___ Task material ___

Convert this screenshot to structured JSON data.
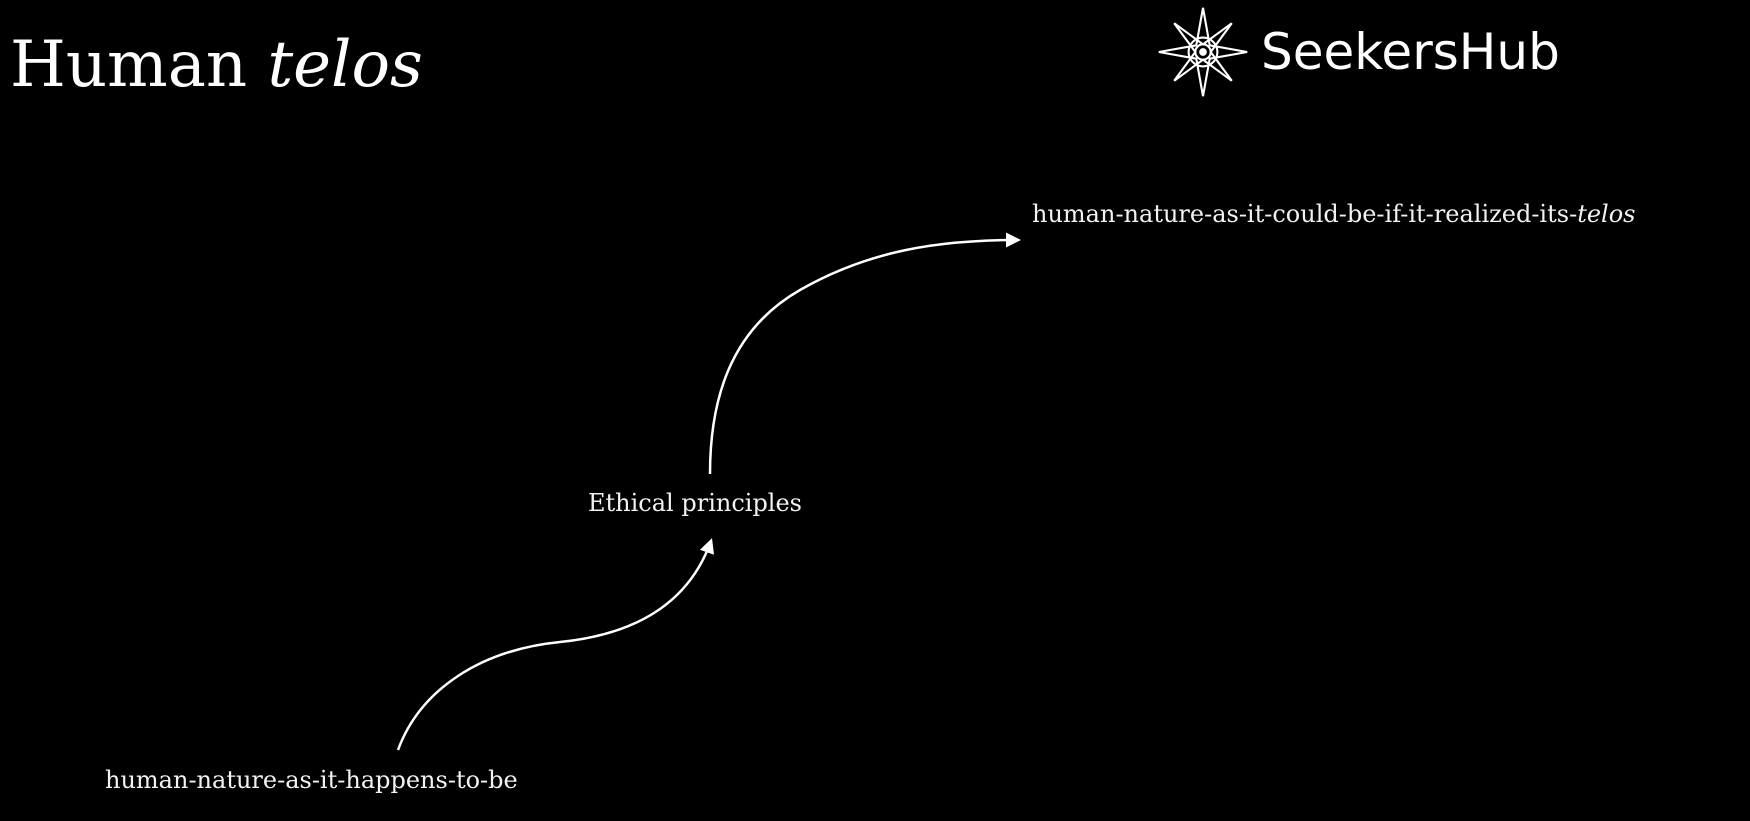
{
  "slide": {
    "title": {
      "plain": "Human",
      "italic": "telos"
    },
    "brand": {
      "name": "SeekersHub",
      "icon": "compass-star-icon"
    }
  },
  "diagram": {
    "nodes": {
      "start": "human-nature-as-it-happens-to-be",
      "middle": "Ethical principles",
      "end": {
        "plain": "human-nature-as-it-could-be-if-it-realized-its-",
        "italic": "telos"
      }
    },
    "arrows": [
      {
        "from": "start",
        "to": "middle"
      },
      {
        "from": "middle",
        "to": "end"
      }
    ],
    "colors": {
      "background": "#000000",
      "foreground": "#ffffff"
    }
  }
}
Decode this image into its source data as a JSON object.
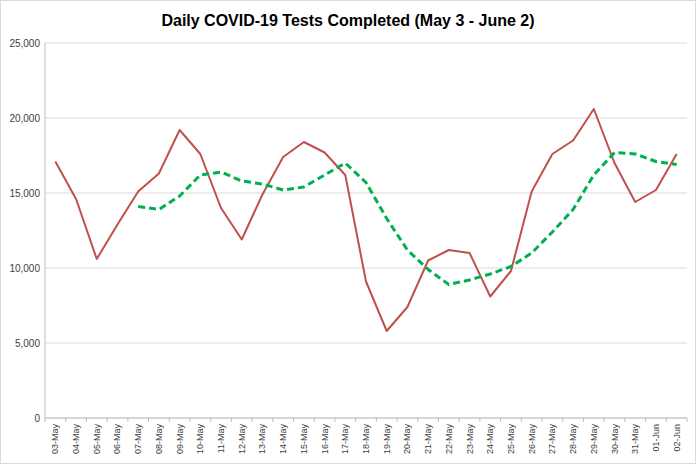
{
  "chart_data": {
    "type": "line",
    "title": "Daily COVID-19 Tests Completed (May 3 - June 2)",
    "categories": [
      "03-May",
      "04-May",
      "05-May",
      "06-May",
      "07-May",
      "08-May",
      "09-May",
      "10-May",
      "11-May",
      "12-May",
      "13-May",
      "14-May",
      "15-May",
      "16-May",
      "17-May",
      "18-May",
      "19-May",
      "20-May",
      "21-May",
      "22-May",
      "23-May",
      "24-May",
      "25-May",
      "26-May",
      "27-May",
      "28-May",
      "29-May",
      "30-May",
      "31-May",
      "01-Jun",
      "02-Jun"
    ],
    "series": [
      {
        "color": "#c0504d",
        "line_style": "solid",
        "values": [
          17100,
          14600,
          10600,
          12900,
          15100,
          16300,
          19200,
          17600,
          14000,
          11900,
          14900,
          17400,
          18400,
          17700,
          16200,
          9100,
          5800,
          7400,
          10500,
          11200,
          11000,
          8100,
          9800,
          15100,
          17600,
          18500,
          20600,
          17000,
          14400,
          15200,
          17600
        ]
      },
      {
        "color": "#00b050",
        "line_style": "dashed",
        "values": [
          null,
          null,
          null,
          null,
          14100,
          13900,
          14800,
          16200,
          16400,
          15800,
          15600,
          15200,
          15400,
          16200,
          17000,
          15700,
          13300,
          11200,
          9900,
          8900,
          9200,
          9600,
          10100,
          11000,
          12400,
          13900,
          16200,
          17700,
          17600,
          17100,
          16900
        ]
      }
    ],
    "ylim": [
      0,
      25000
    ],
    "yticks": [
      0,
      {
        "value": 5000,
        "label": "5,000"
      },
      {
        "value": 10000,
        "label": "10,000"
      },
      {
        "value": 15000,
        "label": "15,000"
      },
      {
        "value": 20000,
        "label": "20,000"
      },
      {
        "value": 25000,
        "label": "25,000"
      }
    ],
    "grid": true
  }
}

___

Your objective>
Copy the records word for word, leaving no picture in the copy.

Solution to this problem>
Convert this screenshot to structured JSON data.
{
  "slide": {
    "title": {
      "plain": "Human",
      "italic": "telos"
    },
    "brand": {
      "name": "SeekersHub",
      "icon": "compass-star-icon"
    }
  },
  "diagram": {
    "nodes": {
      "start": "human-nature-as-it-happens-to-be",
      "middle": "Ethical principles",
      "end": {
        "plain": "human-nature-as-it-could-be-if-it-realized-its-",
        "italic": "telos"
      }
    },
    "arrows": [
      {
        "from": "start",
        "to": "middle"
      },
      {
        "from": "middle",
        "to": "end"
      }
    ],
    "colors": {
      "background": "#000000",
      "foreground": "#ffffff"
    }
  }
}
Decode this image into its source data as a JSON object.
{
  "chart_data": {
    "type": "line",
    "title": "Daily COVID-19 Tests Completed (May 3 - June 2)",
    "categories": [
      "03-May",
      "04-May",
      "05-May",
      "06-May",
      "07-May",
      "08-May",
      "09-May",
      "10-May",
      "11-May",
      "12-May",
      "13-May",
      "14-May",
      "15-May",
      "16-May",
      "17-May",
      "18-May",
      "19-May",
      "20-May",
      "21-May",
      "22-May",
      "23-May",
      "24-May",
      "25-May",
      "26-May",
      "27-May",
      "28-May",
      "29-May",
      "30-May",
      "31-May",
      "01-Jun",
      "02-Jun"
    ],
    "series": [
      {
        "color": "#c0504d",
        "line_style": "solid",
        "values": [
          17100,
          14600,
          10600,
          12900,
          15100,
          16300,
          19200,
          17600,
          14000,
          11900,
          14900,
          17400,
          18400,
          17700,
          16200,
          9100,
          5800,
          7400,
          10500,
          11200,
          11000,
          8100,
          9800,
          15100,
          17600,
          18500,
          20600,
          17000,
          14400,
          15200,
          17600
        ]
      },
      {
        "color": "#00b050",
        "line_style": "dashed",
        "values": [
          null,
          null,
          null,
          null,
          14100,
          13900,
          14800,
          16200,
          16400,
          15800,
          15600,
          15200,
          15400,
          16200,
          17000,
          15700,
          13300,
          11200,
          9900,
          8900,
          9200,
          9600,
          10100,
          11000,
          12400,
          13900,
          16200,
          17700,
          17600,
          17100,
          16900
        ]
      }
    ],
    "ylim": [
      0,
      25000
    ],
    "yticks": [
      0,
      {
        "value": 5000,
        "label": "5,000"
      },
      {
        "value": 10000,
        "label": "10,000"
      },
      {
        "value": 15000,
        "label": "15,000"
      },
      {
        "value": 20000,
        "label": "20,000"
      },
      {
        "value": 25000,
        "label": "25,000"
      }
    ],
    "grid": true
  }
}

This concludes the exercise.